**EXERCISE DETAILS**. Put the records into a Markdown table with the columns "No." and "Line", one numbered row per line and blank lines left out. Begin at the line that contains "219, 891, 247)" and continue through the line that contains "147, 866, 175)".

**ENTRIES SUPPLIED**.
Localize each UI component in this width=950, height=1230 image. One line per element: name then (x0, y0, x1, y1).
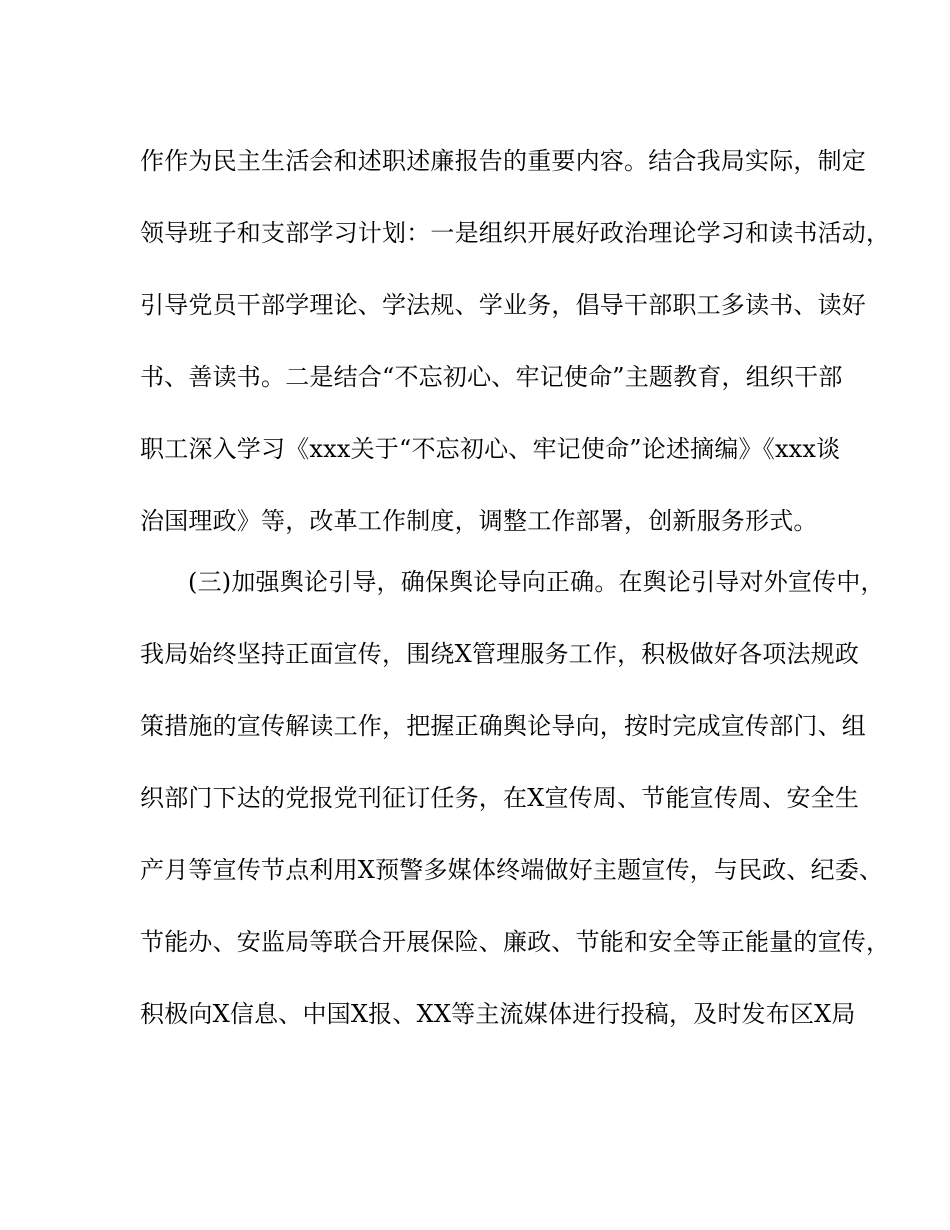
paragraph-line: 领导班子和支部学习计划：一是组织开展好政治理论学习和读书活动， (140, 219, 891, 247)
paragraph-line: 引导党员干部学理论、学法规、学业务，倡导干部职工多读书、读好 (140, 291, 866, 319)
paragraph-line: 我局始终坚持正面宣传，围绕X管理服务工作，积极做好各项法规政 (140, 640, 860, 668)
paragraph-line: 书、善读书。二是结合“不忘初心、牢记使命”主题教育，组织干部 (140, 363, 843, 391)
paragraph-line: 产月等宣传节点利用X预警多媒体终端做好主题宣传，与民政、纪委、 (140, 856, 884, 884)
paragraph-line: 作作为民主生活会和述职述廉报告的重要内容。结合我局实际，制定 (140, 147, 866, 175)
paragraph-line: 策措施的宣传解读工作，把握正确舆论导向，按时完成宣传部门、组 (140, 712, 866, 740)
paragraph-line: 织部门下达的党报党刊征订任务，在X宣传周、节能宣传周、安全生 (140, 784, 860, 812)
paragraph-line: 治国理政》等，改革工作制度，调整工作部署，创新服务形式。 (140, 507, 818, 535)
section-heading-line: (三)加强舆论引导，确保舆论导向正确。在舆论引导对外宣传中， (188, 568, 885, 596)
paragraph-line: 积极向X信息、中国X报、XX等主流媒体进行投稿，及时发布区X局 (140, 1000, 856, 1028)
paragraph-line: 职工深入学习《xxx关于“不忘初心、牢记使命”论述摘编》《xxx谈 (140, 435, 841, 463)
paragraph-line: 节能办、安监局等联合开展保险、廉政、节能和安全等正能量的宣传， (140, 928, 891, 956)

**EXPECTED ANSWER**.
| No. | Line |
|---|---|
| 1 | paragraph-line: 领导班子和支部学习计划：一是组织开展好政治理论学习和读书活动， (140, 219, 891, 247) |
| 2 | paragraph-line: 引导党员干部学理论、学法规、学业务，倡导干部职工多读书、读好 (140, 291, 866, 319) |
| 3 | paragraph-line: 我局始终坚持正面宣传，围绕X管理服务工作，积极做好各项法规政 (140, 640, 860, 668) |
| 4 | paragraph-line: 书、善读书。二是结合“不忘初心、牢记使命”主题教育，组织干部 (140, 363, 843, 391) |
| 5 | paragraph-line: 产月等宣传节点利用X预警多媒体终端做好主题宣传，与民政、纪委、 (140, 856, 884, 884) |
| 6 | paragraph-line: 作作为民主生活会和述职述廉报告的重要内容。结合我局实际，制定 (140, 147, 866, 175) |